What is asked:
Omit the pictures and output every entry below exactly as written.

[Saved entries]
══════════════════════════════
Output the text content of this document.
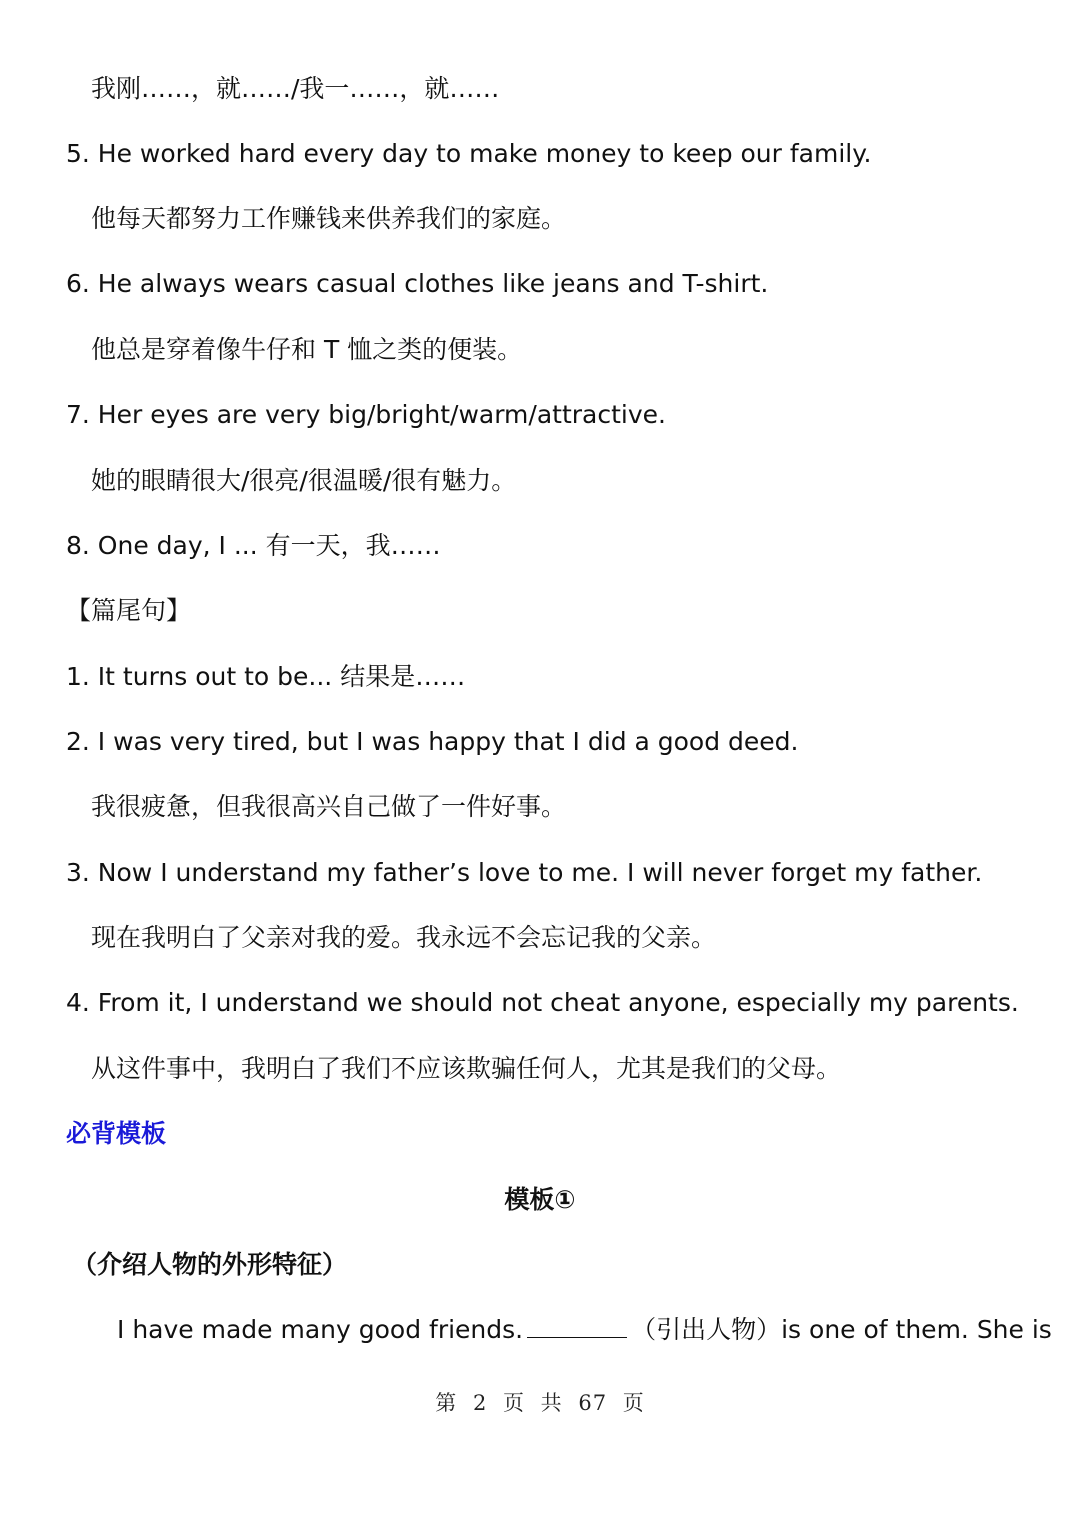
我刚……，就……/我一……，就……
5. He worked hard every day to make money to keep our family.
他每天都努力工作赚钱来供养我们的家庭。
6. He always wears casual clothes like jeans and T-shirt.
他总是穿着像牛仔和 T 恤之类的便装。
7. Her eyes are very big/bright/warm/attractive.
她的眼睛很大/很亮/很温暖/很有魅力。
8. One day, I ... 有一天，我……
【篇尾句】
1. It turns out to be... 结果是……
2. I was very tired, but I was happy that I did a good deed.
我很疲惫，但我很高兴自己做了一件好事。
3. Now I understand my father’s love to me. I will never forget my father.
现在我明白了父亲对我的爱。我永远不会忘记我的父亲。
4. From it, I understand we should not cheat anyone, especially my parents.
从这件事中，我明白了我们不应该欺骗任何人，尤其是我们的父母。
必背模板
模板①
（介绍人物的外形特征）
I have made many good friends.	（引出人物）is one of them. She is
第 2 页 共 67 页
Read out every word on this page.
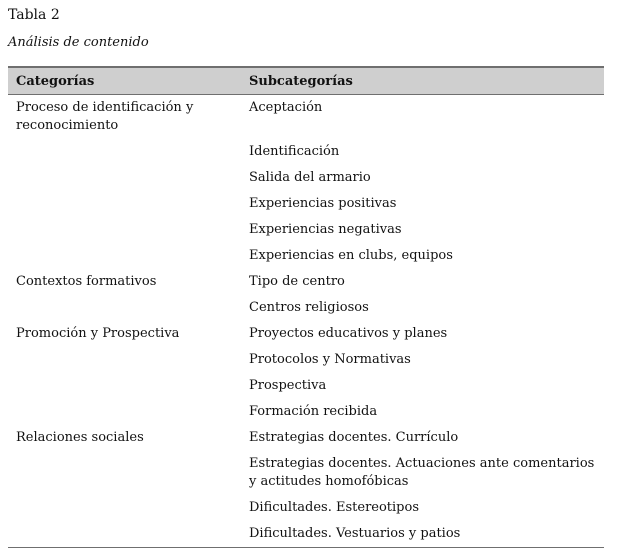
Tabla 2
Análisis de contenido
Categorías	Subcategorías
Proceso de identificación y reconocimiento	Aceptación
	Identificación
	Salida del armario
	Experiencias positivas
	Experiencias negativas
	Experiencias en clubs, equipos
Contextos formativos	Tipo de centro
	Centros religiosos
Promoción y Prospectiva	Proyectos educativos y planes
	Protocolos y Normativas
	Prospectiva
	Formación recibida
Relaciones sociales	Estrategias docentes. Currículo
	Estrategias docentes. Actuaciones ante comentarios y actitudes homofóbicas
	Dificultades. Estereotipos
	Dificultades. Vestuarios y patios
══════════════════════════════
Task result:
Output the text content of this document.
我刚……，就……/我一……，就……
5. He worked hard every day to make money to keep our family.
他每天都努力工作赚钱来供养我们的家庭。
6. He always wears casual clothes like jeans and T-shirt.
他总是穿着像牛仔和 T 恤之类的便装。
7. Her eyes are very big/bright/warm/attractive.
她的眼睛很大/很亮/很温暖/很有魅力。
8. One day, I ... 有一天，我……
【篇尾句】
1. It turns out to be... 结果是……
2. I was very tired, but I was happy that I did a good deed.
我很疲惫，但我很高兴自己做了一件好事。
3. Now I understand my father’s love to me. I will never forget my father.
现在我明白了父亲对我的爱。我永远不会忘记我的父亲。
4. From it, I understand we should not cheat anyone, especially my parents.
从这件事中，我明白了我们不应该欺骗任何人，尤其是我们的父母。
必背模板
模板①
（介绍人物的外形特征）
I have made many good friends.	（引出人物）is one of them. She is
第 2 页 共 67 页
Read out every word on this page.
Tabla 2
Análisis de contenido
Categorías	Subcategorías
Proceso de identificación y reconocimiento	Aceptación
	Identificación
	Salida del armario
	Experiencias positivas
	Experiencias negativas
	Experiencias en clubs, equipos
Contextos formativos	Tipo de centro
	Centros religiosos
Promoción y Prospectiva	Proyectos educativos y planes
	Protocolos y Normativas
	Prospectiva
	Formación recibida
Relaciones sociales	Estrategias docentes. Currículo
	Estrategias docentes. Actuaciones ante comentarios y actitudes homofóbicas
	Dificultades. Estereotipos
	Dificultades. Vestuarios y patios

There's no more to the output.